Scan the listing below. Report each line that includes "Herrn".

━━━━━ Listing ━━━━━

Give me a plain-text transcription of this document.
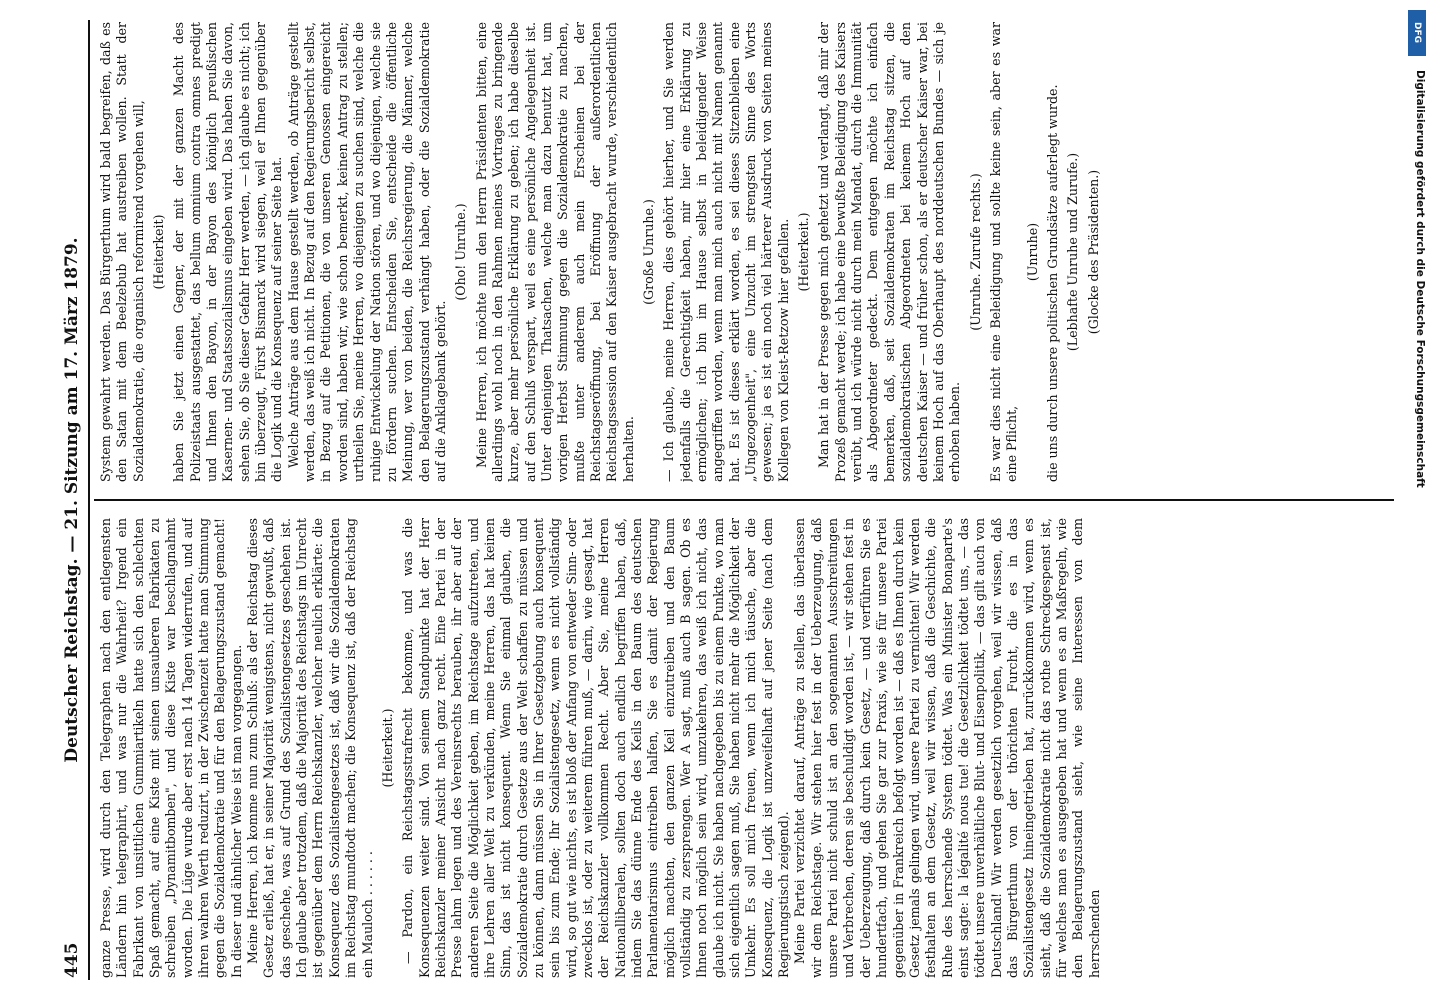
445
Deutscher Reichstag. — 21. Sitzung am 17. März 1879. ganze Presse, wird durch den Telegraphen nach den entlegensten Ländern hin telegraphirt, und was nur die Wahrheit? Irgend ein Fabrikant von unsittlichen Gummiartikeln hatte sich den schlechten Spaß gemacht, auf eine Kiste mit seinen unsauberen Fabrikaten zu schreiben „Dynamitbomben", und diese Kiste war beschlagnahmt worden. Die Lüge wurde aber erst nach 14 Tagen widerrufen, und auf ihren wahren Werth reduzirt, in der Zwischenzeit hatte man Stimmung gegen die Sozialdemokratie und für den Belagerungszustand gemacht! In dieser und ähnlicher Weise ist man vorgegangen. Meine Herren, ich komme nun zum Schluß: als der Reichstag dieses Gesetz erließ, hat er, in seiner Majorität wenigstens, nicht gewußt, daß das geschehe, was auf Grund des Sozialistengesetzes geschehen ist. Ich glaube aber trotzdem, daß die Majorität des Reichstags im Unrecht ist gegenüber dem Herrn Reichskanzler, welcher neulich erklärte: die Konsequenz des Sozialistengesetzes ist, daß wir die Sozialdemokraten im Reichstag mundtodt machen; die Konsequenz ist, daß der Reichstag ein Mauloch . . . . . .

(Heiterkeit.) — Pardon, ein Reichstagsstrafrecht bekomme, und was die Konsequenzen weiter sind. Von seinem Standpunkte hat der Herr Reichskanzler meiner Ansicht nach ganz recht. Eine Partei in der Presse lahm legen und des Vereinsrechts berauben, ihr aber auf der anderen Seite die Möglichkeit geben, im Reichstage aufzutreten, und ihre Lehren aller Welt zu verkünden, meine Herren, das hat keinen Sinn, das ist nicht konsequent. Wenn Sie einmal glauben, die Sozialdemokratie durch Gesetze aus der Welt schaffen zu müssen und zu können, dann müssen Sie in Ihrer Gesetzgebung auch konsequent sein bis zum Ende; Ihr Sozialistengesetz, wenn es nicht vollständig wird, so gut wie nichts, es ist bloß der Anfang von entweder Sinn- oder zwecklos ist, oder zu weiterem führen muß, — darin, wie gesagt, hat der Reichskanzler vollkommen Recht. Aber Sie, meine Herren Nationalliberalen, sollten doch auch endlich begriffen haben, daß, indem Sie das dünne Ende des Keils in den Baum des deutschen Parlamentarismus eintreiben halfen, Sie es damit der Regierung möglich machten, den ganzen Keil einzutreiben und den Baum vollständig zu zersprengen. Wer A sagt, muß auch B sagen. Ob es Ihnen noch möglich sein wird, umzukehren, das weiß ich nicht, das glaube ich nicht. Sie haben nachgegeben bis zu einem Punkte, wo man sich eigentlich sagen muß, Sie haben nicht mehr die Möglichkeit der Umkehr. Es soll mich freuen, wenn ich mich täusche, aber die Konsequenz, die Logik ist unzweifelhaft auf jener Seite (nach dem Regierungstisch zeigend). Meine Partei verzichtet darauf, Anträge zu stellen, das überlassen wir dem Reichstage. Wir stehen hier fest in der Ueberzeugung, daß unsere Partei nicht schuld ist an den sogenannten Ausschreitungen und Verbrechen, deren sie beschuldigt worden ist, — wir stehen fest in der Ueberzeugung, daß durch kein Gesetz, — und verführen Sie es hundertfach, und gehen Sie gar zur Praxis, wie sie für unsere Partei gegenüber in Frankreich befolgt worden ist — daß es Ihnen durch kein Gesetz jemals gelingen wird, unsere Partei zu vernichten! Wir werden festhalten an dem Gesetz, weil wir wissen, daß die Geschichte, die Ruhe des herrschende System tödtet. Was ein Minister Bonaparte's einst sagte: la légalité nous tue! die Gesetzlichkeit tödtet uns, — das tödtet unsere unverhältliche Blut- und Eisenpolitik, — das gilt auch von Deutschland! Wir werden gesetzlich vorgehen, weil wir wissen, daß das Bürgerthum von der thörichten Furcht, die es in das Sozialistengesetz hineingetrieben hat, zurückkommen wird, wenn es sieht, daß die Sozialdemokratie nicht das rothe Schreckgespenst ist, für welches man es ausgegeben hat und wenn es an Maßregeln, wie den Belagerungszustand sieht, wie seine Interessen von dem herrschenden

System gewahrt werden. Das Bürgerthum wird bald begreifen, daß es den Satan mit dem Beelzebub hat austreiben wollen. Statt der Sozialdemokratie, die organisch reformirend vorgehen will, (Heiterkeit) haben Sie jetzt einen Gegner, der mit der ganzen Macht des Polizeistaats ausgestattet, das bellum omnium contra omnes predigt und Ihnen den Bayon, in der Bayon des königlich preußischen Kasernen- und Staatssozialismus eingeben wird. Das haben Sie davon, sehen Sie, ob Sie dieser Gefahr Herr werden, — ich glaube es nicht; ich bin überzeugt, Fürst Bismarck wird siegen, weil er Ihnen gegenüber die Logik und die Konsequenz auf seiner Seite hat. Welche Anträge aus dem Hause gestellt werden, ob Anträge gestellt werden, das weiß ich nicht. In Bezug auf den Regierungsbericht selbst, in Bezug auf die Petitionen, die von unseren Genossen eingereicht worden sind, haben wir, wie schon bemerkt, keinen Antrag zu stellen; urtheilen Sie, meine Herren, wo diejenigen zu suchen sind, welche die ruhige Entwickelung der Nation stören, und wo diejenigen, welche sie zu fördern suchen. Entscheiden Sie, entscheide die öffentliche Meinung, wer von beiden, die Reichsregierung, die Männer, welche den Belagerungszustand verhängt haben, oder die Sozialdemokratie auf die Anklagebank gehört.

(Oho! Unruhe.) Meine Herren, ich möchte nun den Herrn Präsidenten bitten, eine allerdings wohl noch in den Rahmen meines Vortrages zu bringende kurze, aber mehr persönliche Erklärung zu geben; ich habe dieselbe auf den Schluß verspart, weil es eine persönliche Angelegenheit ist. Unter denjenigen Thatsachen, welche man dazu benutzt hat, um vorigen Herbst Stimmung gegen die Sozialdemokratie zu machen, mußte unter anderem auch mein Erscheinen bei der Reichstagseröffnung, bei Eröffnung der außerordentlichen Reichstagssession auf den Kaiser ausgebracht wurde, verschiedentlich herhalten.

(Große Unruhe.) — Ich glaube, meine Herren, dies gehört hierher, und Sie werden jedenfalls die Gerechtigkeit haben, mir hier eine Erklärung zu ermöglichen; ich bin im Hause selbst in beleidigender Weise angegriffen worden, wenn man mich auch nicht mit Namen genannt hat. Es ist dieses erklärt worden, es sei dieses Sitzenbleiben eine „Ungezogenheit", eine Unzucht im strengsten Sinne des Worts gewesen; ja es ist ein noch viel härterer Ausdruck von Seiten meines Kollegen von Kleist-Retzow hier gefallen. (Heiterkeit.) Man hat in der Presse gegen mich gehetzt und verlangt, daß mir der Prozeß gemacht werde; ich habe eine bewußte Beleidigung des Kaisers verübt, und ich würde nicht durch mein Mandat, durch die Immunität als Abgeordneter gedeckt. Dem entgegen möchte ich einfach bemerken, daß, seit Sozialdemokraten im Reichstag sitzen, die sozialdemokratischen Abgeordneten bei keinem Hoch auf den deutschen Kaiser — und früher schon, als er deutscher Kaiser war, bei keinem Hoch auf das Oberhaupt des norddeutschen Bundes — sich je erhoben haben.

(Unruhe. Zurufe rechts.) Es war dies nicht eine Beleidigung und sollte keine sein, aber es war eine Pflicht,

(Unruhe) die uns durch unsere politischen Grundsätze auferlegt wurde. (Lebhafte Unruhe und Zurufe.) (Glocke des Präsidenten.)

DFG
Digitalisierung gefördert durch die Deutsche Forschungsgemeinschaft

━━━━━

[Task answer]
Deutscher Reichstag. — 21. Sitzung am 17. März 1879. ganze Presse, wird durch den Telegraphen nach den entlegensten Ländern hin telegraphirt, und was nur die Wahrheit? Irgend ein Fabrikant von unsittlichen Gummiartikeln hatte sich den schlechten Spaß gemacht, auf eine Kiste mit seinen unsauberen Fabrikaten zu schreiben „Dynamitbomben", und diese Kiste war beschlagnahmt worden. Die Lüge wurde aber erst nach 14 Tagen widerrufen, und auf ihren wahren Werth reduzirt, in der Zwischenzeit hatte man Stimmung gegen die Sozialdemokratie und für den Belagerungszustand gemacht! In dieser und ähnlicher Weise ist man vorgegangen. Meine Herren, ich komme nun zum Schluß: als der Reichstag dieses Gesetz erließ, hat er, in seiner Majorität wenigstens, nicht gewußt, daß das geschehe, was auf Grund des Sozialistengesetzes geschehen ist. Ich glaube aber trotzdem, daß die Majorität des Reichstags im Unrecht ist gegenüber dem Herrn Reichskanzler, welcher neulich erklärte: die Konsequenz des Sozialistengesetzes ist, daß wir die Sozialdemokraten im Reichstag mundtodt machen; die Konsequenz ist, daß der Reichstag ein Mauloch . . . . . .
(Oho! Unruhe.) Meine Herren, ich möchte nun den Herrn Präsidenten bitten, eine allerdings wohl noch in den Rahmen meines Vortrages zu bringende kurze, aber mehr persönliche Erklärung zu geben; ich habe dieselbe auf den Schluß verspart, weil es eine persönliche Angelegenheit ist. Unter denjenigen Thatsachen, welche man dazu benutzt hat, um vorigen Herbst Stimmung gegen die Sozialdemokratie zu machen, mußte unter anderem auch mein Erscheinen bei der Reichstagseröffnung, bei Eröffnung der außerordentlichen Reichstagssession auf den Kaiser ausgebracht wurde, verschiedentlich herhalten.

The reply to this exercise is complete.